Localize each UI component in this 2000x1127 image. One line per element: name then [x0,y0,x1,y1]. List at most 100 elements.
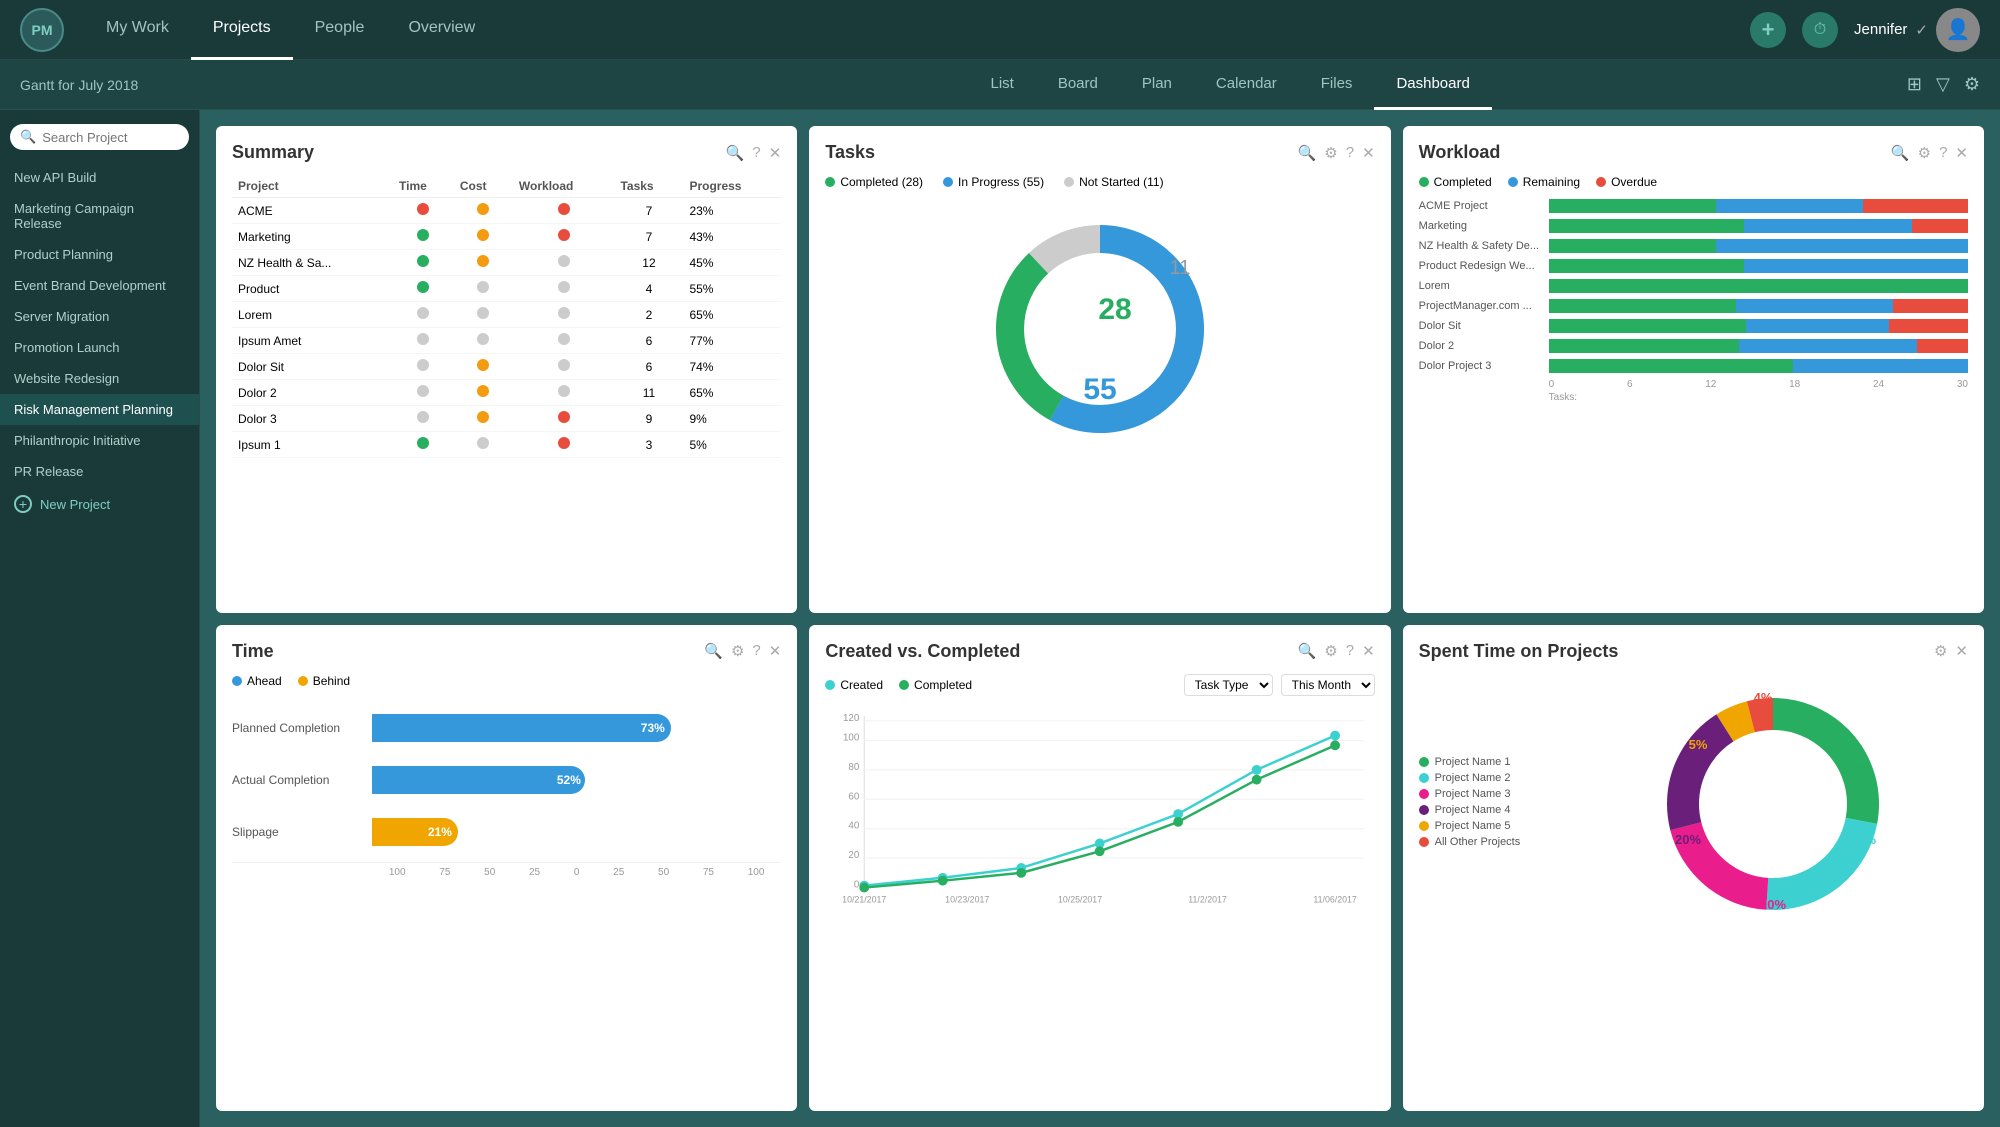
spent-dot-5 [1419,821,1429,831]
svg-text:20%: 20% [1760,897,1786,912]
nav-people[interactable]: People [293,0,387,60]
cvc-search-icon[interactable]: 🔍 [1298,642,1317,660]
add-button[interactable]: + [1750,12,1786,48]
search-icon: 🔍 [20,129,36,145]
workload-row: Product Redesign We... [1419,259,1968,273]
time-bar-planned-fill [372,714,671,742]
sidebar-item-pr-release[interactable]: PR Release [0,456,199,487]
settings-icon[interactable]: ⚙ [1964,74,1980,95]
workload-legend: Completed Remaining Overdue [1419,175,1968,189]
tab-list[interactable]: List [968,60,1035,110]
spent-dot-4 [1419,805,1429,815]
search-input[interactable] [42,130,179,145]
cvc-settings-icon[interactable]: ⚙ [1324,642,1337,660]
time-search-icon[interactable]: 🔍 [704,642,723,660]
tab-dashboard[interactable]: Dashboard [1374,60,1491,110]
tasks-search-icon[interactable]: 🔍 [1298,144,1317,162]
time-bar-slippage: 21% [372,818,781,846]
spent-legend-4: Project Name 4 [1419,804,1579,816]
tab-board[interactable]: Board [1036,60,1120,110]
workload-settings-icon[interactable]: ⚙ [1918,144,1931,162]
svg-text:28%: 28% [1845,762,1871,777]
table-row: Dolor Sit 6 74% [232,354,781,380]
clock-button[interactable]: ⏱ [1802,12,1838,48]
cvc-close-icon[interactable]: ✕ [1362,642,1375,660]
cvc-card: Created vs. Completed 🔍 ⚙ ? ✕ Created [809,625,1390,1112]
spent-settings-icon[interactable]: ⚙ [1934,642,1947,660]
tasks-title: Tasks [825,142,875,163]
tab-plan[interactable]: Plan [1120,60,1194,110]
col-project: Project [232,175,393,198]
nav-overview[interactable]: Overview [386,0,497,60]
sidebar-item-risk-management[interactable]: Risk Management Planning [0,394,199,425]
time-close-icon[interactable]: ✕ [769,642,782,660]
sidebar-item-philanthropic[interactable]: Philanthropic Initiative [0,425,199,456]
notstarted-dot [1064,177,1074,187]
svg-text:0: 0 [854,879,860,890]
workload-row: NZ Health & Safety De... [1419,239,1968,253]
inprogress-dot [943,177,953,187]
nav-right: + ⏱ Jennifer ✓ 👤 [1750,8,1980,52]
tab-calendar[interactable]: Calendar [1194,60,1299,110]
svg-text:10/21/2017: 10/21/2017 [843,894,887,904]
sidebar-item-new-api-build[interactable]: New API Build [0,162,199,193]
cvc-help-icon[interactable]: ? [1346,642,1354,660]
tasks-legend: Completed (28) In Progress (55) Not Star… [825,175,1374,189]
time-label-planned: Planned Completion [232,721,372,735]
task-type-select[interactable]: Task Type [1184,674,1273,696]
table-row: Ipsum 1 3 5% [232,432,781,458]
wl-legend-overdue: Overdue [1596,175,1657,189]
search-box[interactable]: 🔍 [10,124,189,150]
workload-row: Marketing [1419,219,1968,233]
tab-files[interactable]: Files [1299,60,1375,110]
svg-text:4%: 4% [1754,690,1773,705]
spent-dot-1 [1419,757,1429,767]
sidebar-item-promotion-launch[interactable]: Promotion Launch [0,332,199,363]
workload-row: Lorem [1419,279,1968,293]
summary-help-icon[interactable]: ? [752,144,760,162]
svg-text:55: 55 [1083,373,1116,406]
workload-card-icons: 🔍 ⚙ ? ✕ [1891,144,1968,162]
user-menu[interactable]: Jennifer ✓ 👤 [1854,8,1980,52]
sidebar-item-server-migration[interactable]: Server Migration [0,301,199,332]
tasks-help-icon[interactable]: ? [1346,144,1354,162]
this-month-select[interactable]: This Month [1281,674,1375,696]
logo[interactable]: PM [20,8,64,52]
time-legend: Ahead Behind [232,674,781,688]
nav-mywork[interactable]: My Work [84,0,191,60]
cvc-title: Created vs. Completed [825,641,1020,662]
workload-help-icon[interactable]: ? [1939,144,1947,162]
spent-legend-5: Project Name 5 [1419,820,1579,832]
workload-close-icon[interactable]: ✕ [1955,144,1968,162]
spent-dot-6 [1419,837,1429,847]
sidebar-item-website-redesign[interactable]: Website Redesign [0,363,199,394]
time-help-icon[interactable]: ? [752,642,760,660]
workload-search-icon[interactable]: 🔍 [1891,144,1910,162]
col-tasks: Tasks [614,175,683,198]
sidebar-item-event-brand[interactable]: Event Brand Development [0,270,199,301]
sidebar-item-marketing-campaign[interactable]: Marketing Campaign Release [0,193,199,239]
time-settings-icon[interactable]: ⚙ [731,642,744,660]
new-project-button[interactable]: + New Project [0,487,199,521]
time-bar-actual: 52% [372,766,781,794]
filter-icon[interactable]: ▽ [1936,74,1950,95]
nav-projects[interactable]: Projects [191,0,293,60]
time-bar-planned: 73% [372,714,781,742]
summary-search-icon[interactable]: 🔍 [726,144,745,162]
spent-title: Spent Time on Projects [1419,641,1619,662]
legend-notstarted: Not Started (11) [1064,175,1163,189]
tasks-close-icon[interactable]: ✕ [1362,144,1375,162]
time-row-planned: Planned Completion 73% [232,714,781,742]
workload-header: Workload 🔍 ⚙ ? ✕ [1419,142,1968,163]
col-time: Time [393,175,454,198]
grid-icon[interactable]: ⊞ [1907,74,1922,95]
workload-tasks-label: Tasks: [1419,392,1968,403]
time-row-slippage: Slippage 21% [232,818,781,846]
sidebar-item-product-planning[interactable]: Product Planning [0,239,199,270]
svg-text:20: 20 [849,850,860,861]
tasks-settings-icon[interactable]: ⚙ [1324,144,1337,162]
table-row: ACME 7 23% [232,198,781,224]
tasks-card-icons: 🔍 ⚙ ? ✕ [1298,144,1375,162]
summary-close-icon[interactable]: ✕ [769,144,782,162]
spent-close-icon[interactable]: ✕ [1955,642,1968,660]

════════════════════

What the task requires
Reproduce, word for word, the stretch of the material above from the line containing "spent-dot-5 [1419,821,1429,831]" through the line containing "tab-board[interactable]: Board [1036,60,1120,110]", including both of those lines.

Solved exercise
spent-dot-5 [1419,821,1429,831]
svg-text:20%: 20% [1760,897,1786,912]
nav-people[interactable]: People [293,0,387,60]
cvc-search-icon[interactable]: 🔍 [1298,642,1317,660]
add-button[interactable]: + [1750,12,1786,48]
search-icon: 🔍 [20,129,36,145]
workload-row: Product Redesign We... [1419,259,1968,273]
time-bar-planned-fill [372,714,671,742]
sidebar-item-pr-release[interactable]: PR Release [0,456,199,487]
settings-icon[interactable]: ⚙ [1964,74,1980,95]
workload-legend: Completed Remaining Overdue [1419,175,1968,189]
tab-list[interactable]: List [968,60,1035,110]
spent-dot-4 [1419,805,1429,815]
search-input[interactable] [42,130,179,145]
cvc-settings-icon[interactable]: ⚙ [1324,642,1337,660]
time-search-icon[interactable]: 🔍 [704,642,723,660]
tab-dashboard[interactable]: Dashboard [1374,60,1491,110]
tasks-search-icon[interactable]: 🔍 [1298,144,1317,162]
time-bar-slippage: 21% [372,818,781,846]
spent-legend-4: Project Name 4 [1419,804,1579,816]
tab-board[interactable]: Board [1036,60,1120,110]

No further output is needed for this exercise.